Friday, February 22, 2019

Bruce Lee

As mentioned earlier, some time ago I took aikido classes at a school in Burke, up until fall of 1999.  To my knowledge the school has now closed.  I took the classes for several years and worked my way up to first degree black belt.  The tests involved fending off attacks from opponents.   We cross-trained in tae kwon do, but did not have to do all the forms which TKD students are required to do.  I learned punches and a variety of kicks.  Aikido is mainly defensive, turning an opponent’s attack against himself by redirecting the momentum or twisting arms or legs in the wrong direction. 

The most famous martial artist associated with aikido is Steven Seagal, and while watching his films I recognized the various moves we did in class.  By now I’ve seen most of his earlier movies, but I zoned out when he drifted into a personality who was overly mystical and friendly with Putin.  From 1988 (Above the Law) until now (Attrition) he has done 53 movies, with “Above the Law 2” and “Under Siege 3” in development. 

Before Steven Seagal, there was – BRUCE LEE.

I’d seen “Enter the Dragon” a few times before and even had it on DVD.  But up until now I hadn’t bothered to watch his other films.   Cue Robin Leach: “I don’t know WHY.”  Anyhow, after watching “The Last Dragon”, I decided to rectify that oversight and watched these films.

Born November 27, 1940 in San Francisco, but grew up in Hong Kong.  His family brought him back to the US to avoid problems and he went to college in Seattle.  He spoke fluent English and seemed to understand both Chinese culture back in Hong Kong as well as US culture, at least on the West Coast.  He died of a stroke complicated by negative interactions with a drug given to him to cure the condition – neither misadventure nor negligence on his part, nor anything like his son Brandon’s death in the process of making the movie he was working on at the time. 

Jeet Kune Do.  His martial arts style of “no style”.   I’ve never been to a JKD school nor do I know anyone else who has.  I can’t claim enough familiarity with the various styles to offer any coherent analysis of this, so I’ll leave it at that. 

The Green Hornet.   He played the title character’s sidekick, Kato, for one season.   No US studio, either for TV or movie, would give Lee a starring role as the main character. 

The Big Boss.  His first movie, a wholly Chinese (Hong Kong) affair.  The bad guys are Chinese gangsters using an ice factory as a front for a drug smuggling operation.   [NOTE:  some sources equate this with “Fist of Fury”.  They are two completely separate movies.]   Nora Miao, who has more substantial roles in later films, starts off here as a cute ice cream girl. 

Everything starts off ok, until various workers notice that the ice has drugs in it, and “bring this to the boss’ attention”.  Then they disappear.  Their co-workers wonder where they went.  Big boss makes excuses which initially satisfy them but eventually fall short.  Eventually it’s up to Lee’s character to take on a series of bad guys, each more important, until the final showdown with the head bad guy, and of course Lee’s guy wins.  Note: as with all these films, I recognize tae kwon do and judo moves but little or nothing in the way of aikido.

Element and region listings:

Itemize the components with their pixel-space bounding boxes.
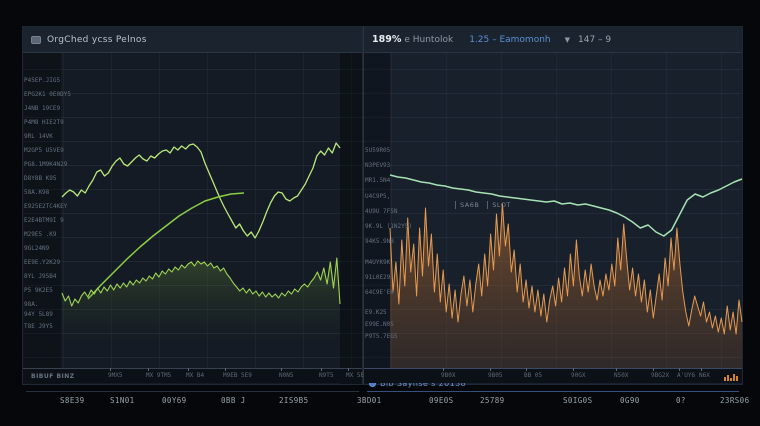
chevron-down-icon[interactable]: ▼ (565, 36, 570, 44)
y-axis-label: E9.K25 (365, 309, 387, 316)
x-axis-label: S8E39 (60, 396, 85, 405)
timeline-tick-label: 9B0X (441, 372, 455, 379)
x-axis-label: S1N01 (110, 396, 135, 405)
left-right-gutter (340, 53, 362, 384)
y-axis-label: P4M8 HIE2T9 (24, 119, 64, 126)
y-axis-label: T8E J9Y5 (24, 323, 53, 330)
y-axis-label: EE9E.Y2K29 (24, 259, 60, 266)
x-axis-label: 23RS06 (720, 396, 750, 405)
timeline-tick-label: MX B4 (186, 372, 204, 379)
y-axis-label: MR1.5N4 (365, 177, 390, 184)
header-percent-value: 189% (372, 34, 401, 45)
window-icon (31, 36, 41, 44)
header-stat-primary: 1.25 – Eamomonh (469, 35, 550, 45)
overlay-tag-1: SA6B (455, 201, 479, 209)
timeline-tick-label: 9BG2X (651, 372, 669, 379)
y-axis-label: M29E5 .K9 (24, 231, 57, 238)
x-axis-label: 2IS9B5 (279, 396, 309, 405)
y-axis-label: 9RL 14VK (24, 133, 53, 140)
y-axis-label: P5 9K2E5 (24, 287, 53, 294)
y-axis-label: E925E2TC4KEY (24, 203, 67, 210)
y-axis-label: EPG2K1 0E0DY5 (24, 91, 71, 98)
y-axis-label: 58A.K98 (24, 189, 49, 196)
y-axis-label: 4U9U 7F5N (365, 208, 398, 215)
y-axis-label: 5U59R05 (365, 147, 390, 154)
overlay-tag-2: SLOT (487, 201, 511, 209)
y-axis-label: 9GL24N9 (24, 245, 49, 252)
timeline-tick-label: M9EB 5E9 (223, 372, 252, 379)
left-panel-header: OrgChed ycss Pelnos (23, 27, 362, 53)
left-chart-panel: OrgChed ycss Pelnos Itne Sgcoyrce BIBUF … (22, 26, 363, 385)
right-footer-divider (367, 391, 739, 392)
left-timeline-label: BIBUF BINZ (31, 373, 75, 380)
timeline-tick-label: A'UY6 (677, 372, 695, 379)
right-panel-header: 189% e Huntolok 1.25 – Eamomonh ▼ 147 – … (364, 27, 742, 53)
timeline-tick-label: MX 9TM5 (146, 372, 171, 379)
right-chart-canvas[interactable]: Bib Saynse s 20138 9B0X9B05BB 0590GXN50X… (364, 53, 742, 384)
y-axis-label: U4C9P5, (365, 193, 390, 200)
y-axis-label: 94Y 5L89 (24, 311, 53, 318)
y-axis-label: 91L0E29 (365, 274, 390, 281)
timeline-tick-label: 90GX (571, 372, 585, 379)
x-axis-label: 09E0S (429, 396, 454, 405)
timeline-tick-label: N6X (699, 372, 710, 379)
y-axis-label: P45EP.JIG5 (24, 77, 60, 84)
y-axis-label: P9T5.7EG5 (365, 333, 398, 340)
y-axis-label: M4UYK9K (365, 259, 390, 266)
right-chart-panel: 189% e Huntolok 1.25 – Eamomonh ▼ 147 – … (363, 26, 743, 385)
x-axis-label: S0IG0S (563, 396, 593, 405)
y-axis-label: 8YL J95B4 (24, 273, 57, 280)
header-instrument-name: e Huntolok (404, 35, 453, 45)
left-panel-title: OrgChed ycss Pelnos (47, 35, 147, 45)
timeline-tick-label: N0N5 (279, 372, 293, 379)
timeline-tick-label: 9B05 (488, 372, 502, 379)
y-axis-label: 94K5.9NB (365, 238, 394, 245)
x-axis-label: 0? (676, 396, 686, 405)
chart-overlay-tags: SA6B SLOT (455, 201, 511, 209)
header-stat-secondary: 147 – 9 (578, 35, 611, 45)
timeline-tick-label: BB 05 (524, 372, 542, 379)
trading-dashboard: OrgChed ycss Pelnos Itne Sgcoyrce BIBUF … (0, 0, 760, 426)
x-axis-label: 0G90 (620, 396, 640, 405)
y-axis-label: M2GP5 U5VE9 (24, 147, 64, 154)
right-mini-timeline[interactable]: 9B0X 9B05 BB 05 90GX N50X 9BG2X A'UY6 N6X (364, 368, 742, 383)
left-mini-timeline[interactable]: BIBUF BINZ 9MX5 MX 9TM5 MX B4 M9EB 5E9 N0N5 N… (23, 368, 362, 383)
y-axis-label: N3PEV93 (365, 162, 390, 169)
x-axis-label: 00Y69 (162, 396, 187, 405)
timeline-tick-label: N9T5 (319, 372, 333, 379)
y-axis-label: E2E4BTM9I 9 (24, 217, 64, 224)
y-axis-label: 98A. (24, 301, 38, 308)
y-axis-label: D8Y8B K95 (24, 175, 57, 182)
y-axis-label: E99E.N05 (365, 321, 394, 328)
y-axis-label: 9K.9L (1N2Y5) (365, 223, 412, 230)
left-footer-divider (26, 391, 359, 392)
y-axis-label: 64C9E'E0 (365, 289, 394, 296)
left-chart-canvas[interactable]: Itne Sgcoyrce BIBUF BINZ 9MX5MX 9TM5MX B… (23, 53, 362, 384)
x-axis-label: 3BD01 (357, 396, 382, 405)
mini-bar-sparkline (724, 374, 738, 381)
y-axis-label: J4NB 19CE9 (24, 105, 60, 112)
timeline-tick-label: 9MX5 (108, 372, 122, 379)
x-axis-label: 25789 (480, 396, 505, 405)
y-axis-label: PG8.1M9K4N29 (24, 161, 67, 168)
timeline-tick-label: N50X (614, 372, 628, 379)
x-axis-label: 0BB J (221, 396, 246, 405)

■ Task to carry out
Reproduce the passage of the Bruce Lee post starting with "Friday, February 22, 2019" and going on through "the wrong direction.".

■ Final result
Friday, February 22, 2019

Bruce Lee

As mentioned earlier, some time ago I took aikido classes at a school in Burke, up until fall of 1999.  To my knowledge the school has now closed.  I took the classes for several years and worked my way up to first degree black belt.  The tests involved fending off attacks from opponents.   We cross-trained in tae kwon do, but did not have to do all the forms which TKD students are required to do.  I learned punches and a variety of kicks.  Aikido is mainly defensive, turning an opponent’s attack against himself by redirecting the momentum or twisting arms or legs in the wrong direction.